> [To be done]:
From the entries that follow, list every line in which the string "label" appears.

> [Data entries]:
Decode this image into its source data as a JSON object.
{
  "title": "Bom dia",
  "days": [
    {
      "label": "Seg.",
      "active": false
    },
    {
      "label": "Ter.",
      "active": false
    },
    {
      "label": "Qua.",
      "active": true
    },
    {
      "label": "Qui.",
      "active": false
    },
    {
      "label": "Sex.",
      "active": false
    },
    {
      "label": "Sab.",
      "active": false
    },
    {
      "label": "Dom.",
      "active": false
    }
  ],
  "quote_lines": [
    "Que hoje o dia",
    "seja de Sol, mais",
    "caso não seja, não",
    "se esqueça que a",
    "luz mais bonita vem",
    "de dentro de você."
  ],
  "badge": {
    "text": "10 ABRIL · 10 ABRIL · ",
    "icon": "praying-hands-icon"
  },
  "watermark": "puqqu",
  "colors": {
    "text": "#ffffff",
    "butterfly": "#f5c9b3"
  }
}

> [Result below]:
      "label": "Seg.",
      "label": "Ter.",
      "label": "Qua.",
      "label": "Qui.",
      "label": "Sex.",
      "label": "Sab.",
      "label": "Dom.",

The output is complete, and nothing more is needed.